Written instruction:
Identify the lines that contain the word "informal" and copy each one.

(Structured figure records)
== == ==

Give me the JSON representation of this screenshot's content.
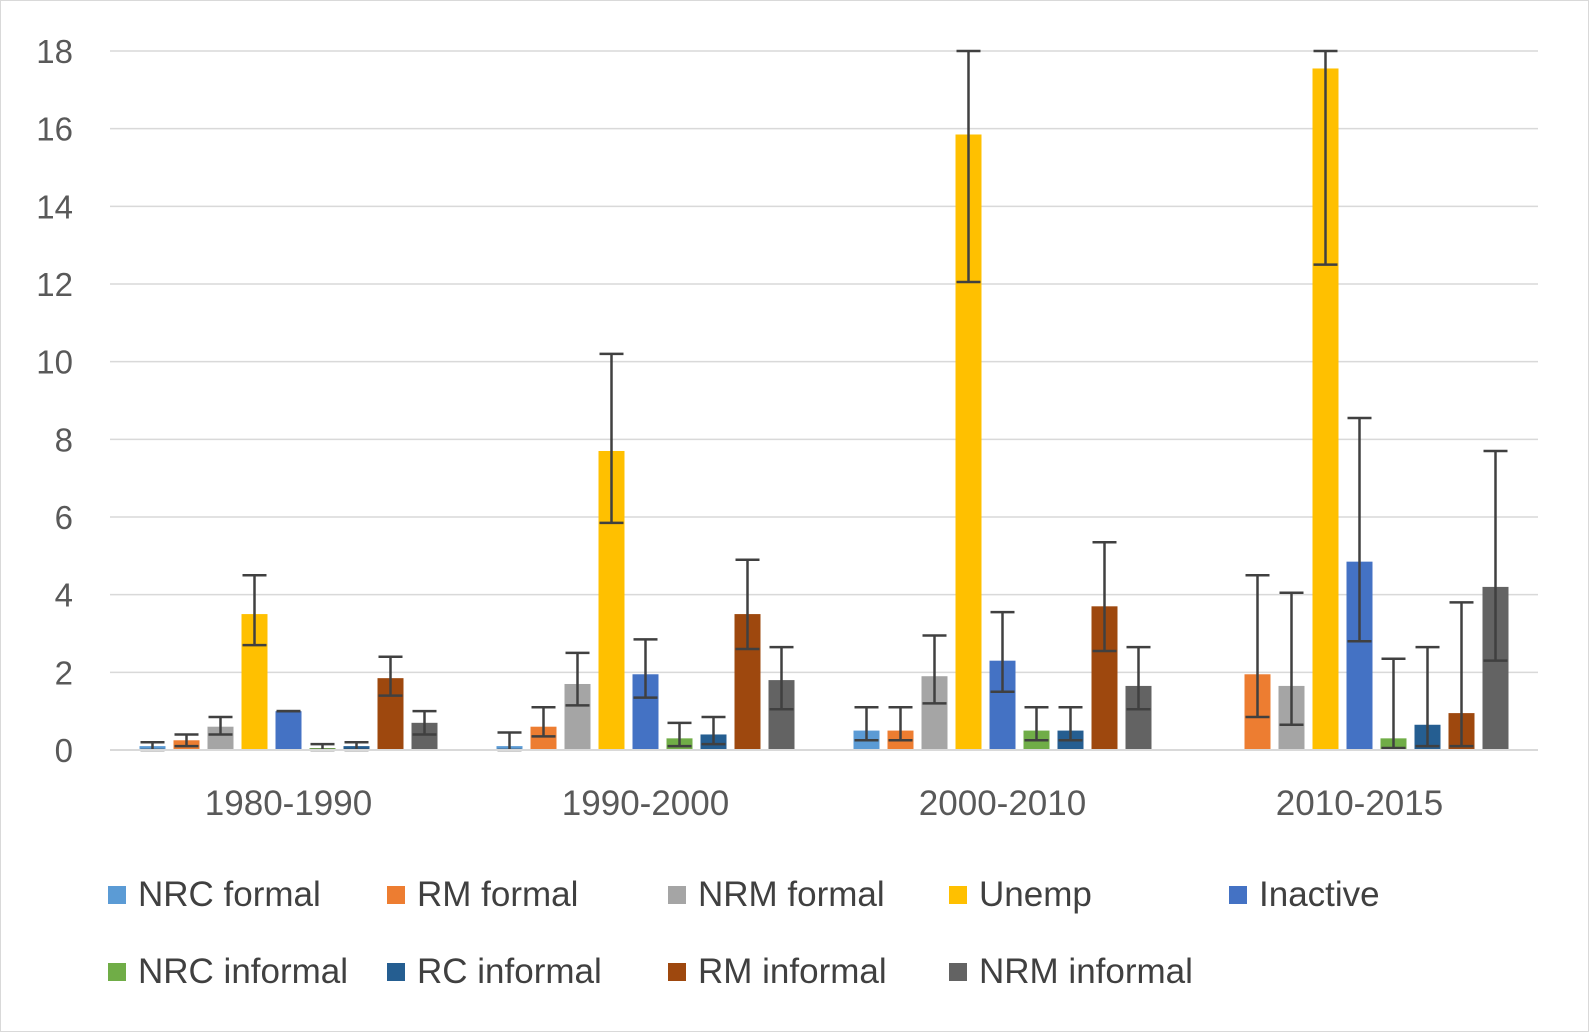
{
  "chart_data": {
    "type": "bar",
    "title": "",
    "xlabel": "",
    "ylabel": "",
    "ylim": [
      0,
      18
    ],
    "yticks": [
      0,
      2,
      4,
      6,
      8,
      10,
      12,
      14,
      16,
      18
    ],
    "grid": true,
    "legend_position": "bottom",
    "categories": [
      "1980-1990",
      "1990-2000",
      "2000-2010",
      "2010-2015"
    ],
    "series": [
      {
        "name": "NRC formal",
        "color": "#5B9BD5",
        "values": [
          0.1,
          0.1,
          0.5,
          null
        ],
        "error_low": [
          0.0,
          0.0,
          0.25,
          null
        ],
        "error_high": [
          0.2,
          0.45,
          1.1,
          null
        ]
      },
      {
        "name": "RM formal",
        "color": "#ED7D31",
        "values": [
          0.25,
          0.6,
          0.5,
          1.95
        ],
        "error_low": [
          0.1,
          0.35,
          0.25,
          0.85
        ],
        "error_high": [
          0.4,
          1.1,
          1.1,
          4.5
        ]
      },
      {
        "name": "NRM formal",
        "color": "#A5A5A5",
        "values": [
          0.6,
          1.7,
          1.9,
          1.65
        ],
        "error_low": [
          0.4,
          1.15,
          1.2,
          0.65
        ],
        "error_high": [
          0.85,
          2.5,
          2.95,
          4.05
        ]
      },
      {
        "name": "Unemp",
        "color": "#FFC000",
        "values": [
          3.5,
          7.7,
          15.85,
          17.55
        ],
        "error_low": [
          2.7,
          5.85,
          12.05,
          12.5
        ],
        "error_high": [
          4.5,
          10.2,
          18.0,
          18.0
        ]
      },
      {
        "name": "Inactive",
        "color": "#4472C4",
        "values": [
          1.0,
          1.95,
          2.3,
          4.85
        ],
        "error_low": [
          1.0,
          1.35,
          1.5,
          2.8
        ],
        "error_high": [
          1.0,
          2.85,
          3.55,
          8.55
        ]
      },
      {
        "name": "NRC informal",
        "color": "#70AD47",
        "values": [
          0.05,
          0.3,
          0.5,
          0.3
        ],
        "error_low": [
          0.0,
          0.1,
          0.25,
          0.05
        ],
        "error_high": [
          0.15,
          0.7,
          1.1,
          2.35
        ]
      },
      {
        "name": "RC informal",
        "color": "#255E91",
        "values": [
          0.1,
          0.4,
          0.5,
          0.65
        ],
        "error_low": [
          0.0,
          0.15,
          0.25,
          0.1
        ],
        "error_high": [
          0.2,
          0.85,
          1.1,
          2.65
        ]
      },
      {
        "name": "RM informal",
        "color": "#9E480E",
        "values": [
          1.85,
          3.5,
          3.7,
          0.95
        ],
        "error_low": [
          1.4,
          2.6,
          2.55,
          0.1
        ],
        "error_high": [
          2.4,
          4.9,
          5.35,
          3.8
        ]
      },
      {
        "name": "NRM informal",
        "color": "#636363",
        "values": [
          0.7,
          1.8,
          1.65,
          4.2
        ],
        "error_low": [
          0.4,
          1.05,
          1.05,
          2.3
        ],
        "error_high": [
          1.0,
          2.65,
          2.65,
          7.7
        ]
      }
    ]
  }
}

== == ==

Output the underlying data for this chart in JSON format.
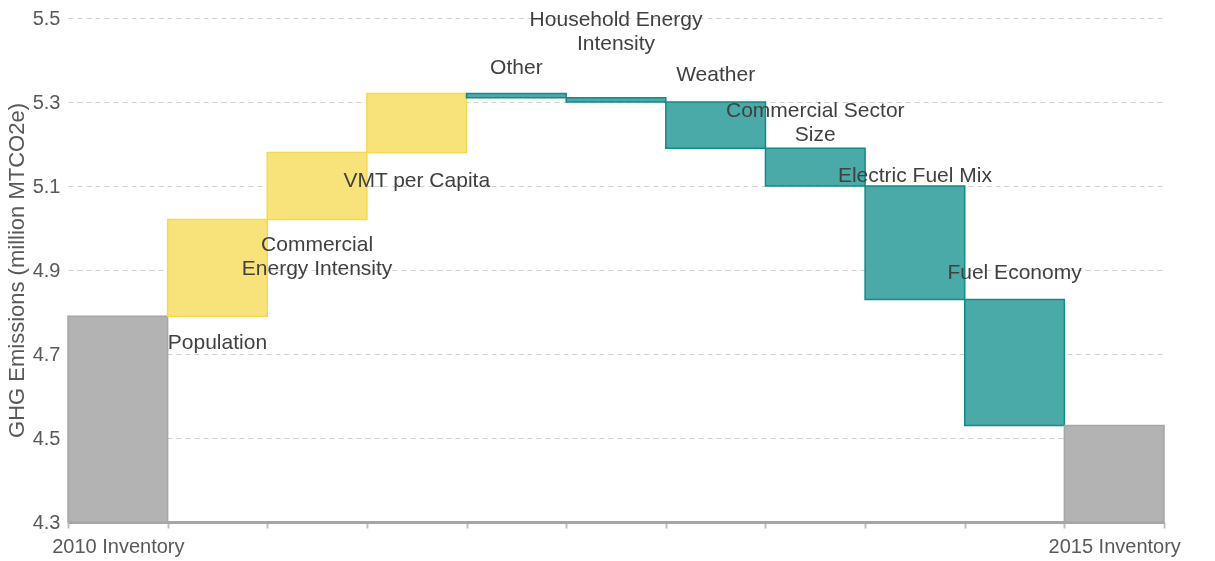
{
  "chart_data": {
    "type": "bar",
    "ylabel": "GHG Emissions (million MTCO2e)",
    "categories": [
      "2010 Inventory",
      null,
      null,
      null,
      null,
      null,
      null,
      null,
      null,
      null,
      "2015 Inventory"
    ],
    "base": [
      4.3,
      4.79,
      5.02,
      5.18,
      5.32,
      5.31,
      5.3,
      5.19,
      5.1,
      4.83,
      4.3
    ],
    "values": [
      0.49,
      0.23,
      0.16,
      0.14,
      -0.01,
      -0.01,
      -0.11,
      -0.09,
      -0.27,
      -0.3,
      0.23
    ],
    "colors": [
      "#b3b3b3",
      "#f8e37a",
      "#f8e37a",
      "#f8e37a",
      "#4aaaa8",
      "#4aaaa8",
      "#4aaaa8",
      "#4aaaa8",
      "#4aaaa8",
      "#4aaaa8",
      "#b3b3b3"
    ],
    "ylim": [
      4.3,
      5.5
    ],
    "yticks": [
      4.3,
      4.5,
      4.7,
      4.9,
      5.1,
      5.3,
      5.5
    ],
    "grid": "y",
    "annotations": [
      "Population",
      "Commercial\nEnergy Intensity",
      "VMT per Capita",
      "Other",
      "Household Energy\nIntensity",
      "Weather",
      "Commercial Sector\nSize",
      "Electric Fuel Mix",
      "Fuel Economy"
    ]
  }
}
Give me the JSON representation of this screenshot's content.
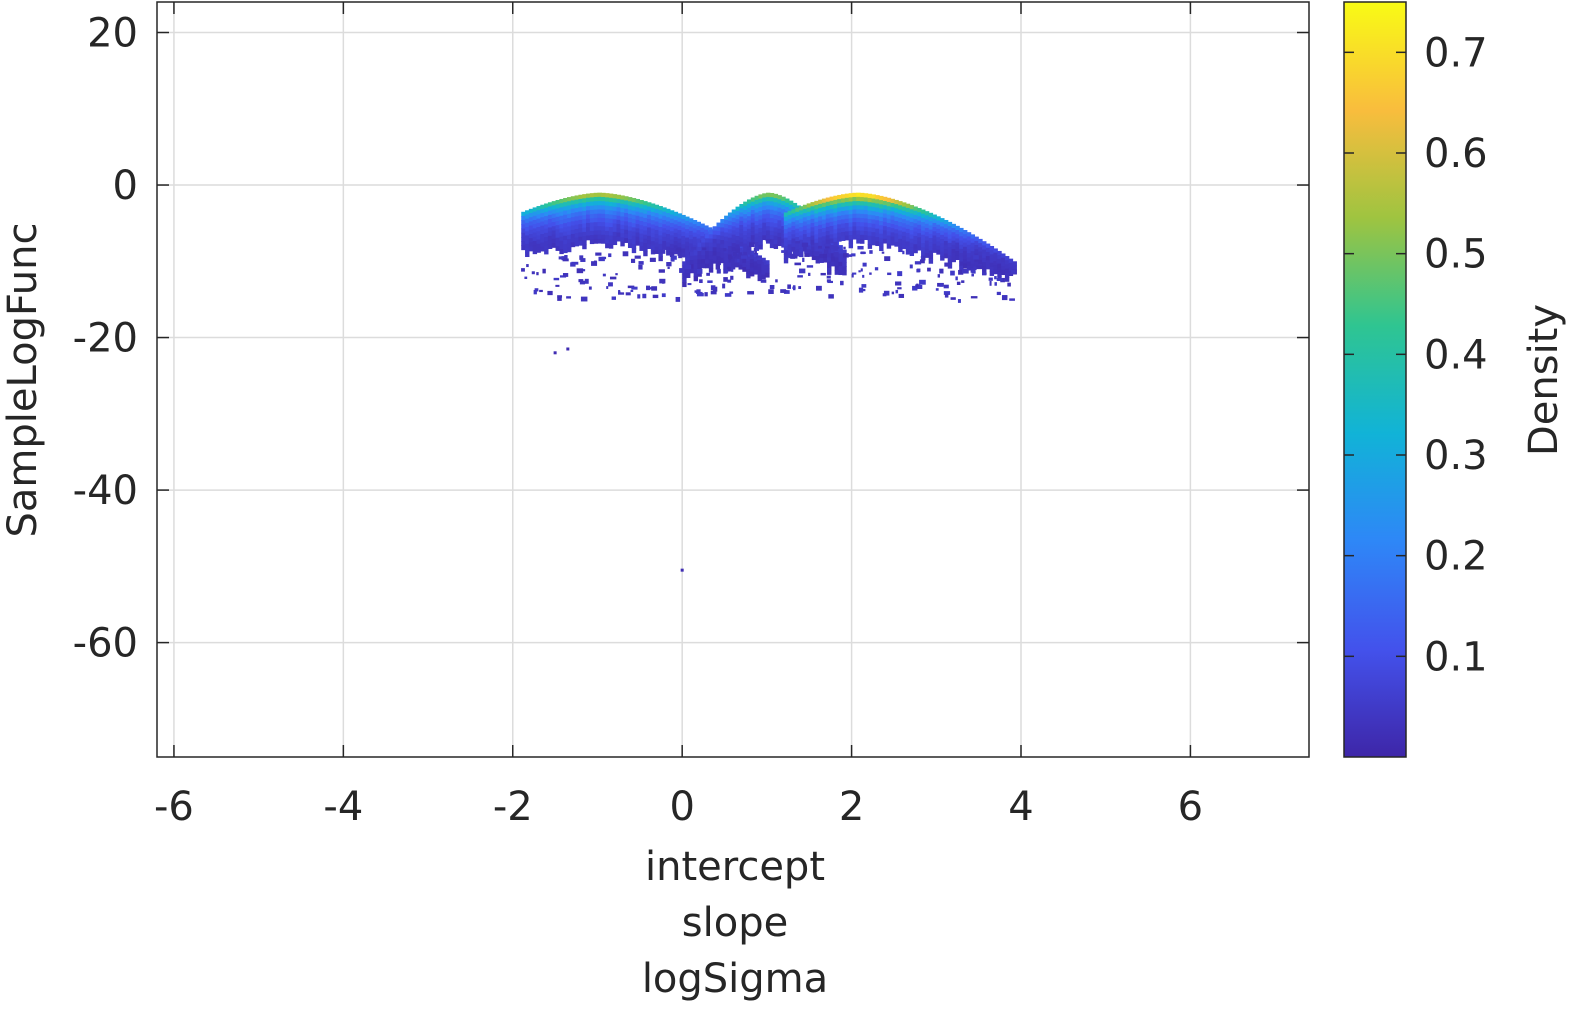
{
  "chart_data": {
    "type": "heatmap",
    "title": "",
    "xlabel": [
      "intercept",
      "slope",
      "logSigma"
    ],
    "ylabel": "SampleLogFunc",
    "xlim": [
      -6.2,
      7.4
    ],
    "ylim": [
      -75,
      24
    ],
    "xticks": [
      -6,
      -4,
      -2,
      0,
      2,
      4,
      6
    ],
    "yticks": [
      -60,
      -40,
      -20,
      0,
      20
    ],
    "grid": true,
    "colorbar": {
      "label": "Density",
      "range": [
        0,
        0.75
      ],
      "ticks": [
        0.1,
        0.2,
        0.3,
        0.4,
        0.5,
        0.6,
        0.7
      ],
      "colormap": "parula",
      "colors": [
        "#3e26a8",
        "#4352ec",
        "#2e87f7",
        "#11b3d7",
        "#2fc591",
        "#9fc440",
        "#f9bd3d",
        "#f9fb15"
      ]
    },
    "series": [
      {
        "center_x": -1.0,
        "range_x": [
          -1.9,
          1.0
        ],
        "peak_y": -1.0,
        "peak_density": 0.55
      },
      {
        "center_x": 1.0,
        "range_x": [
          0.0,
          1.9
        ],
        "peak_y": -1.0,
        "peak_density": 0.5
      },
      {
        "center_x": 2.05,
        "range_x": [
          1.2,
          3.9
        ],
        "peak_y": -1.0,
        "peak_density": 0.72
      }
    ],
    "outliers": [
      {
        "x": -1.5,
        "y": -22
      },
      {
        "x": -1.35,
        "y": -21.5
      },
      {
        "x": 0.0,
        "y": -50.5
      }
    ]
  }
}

== == ==

Right answer:
        "name": "NRC informal",
        "name": "RC informal",
        "name": "RM informal",
        "name": "NRM informal",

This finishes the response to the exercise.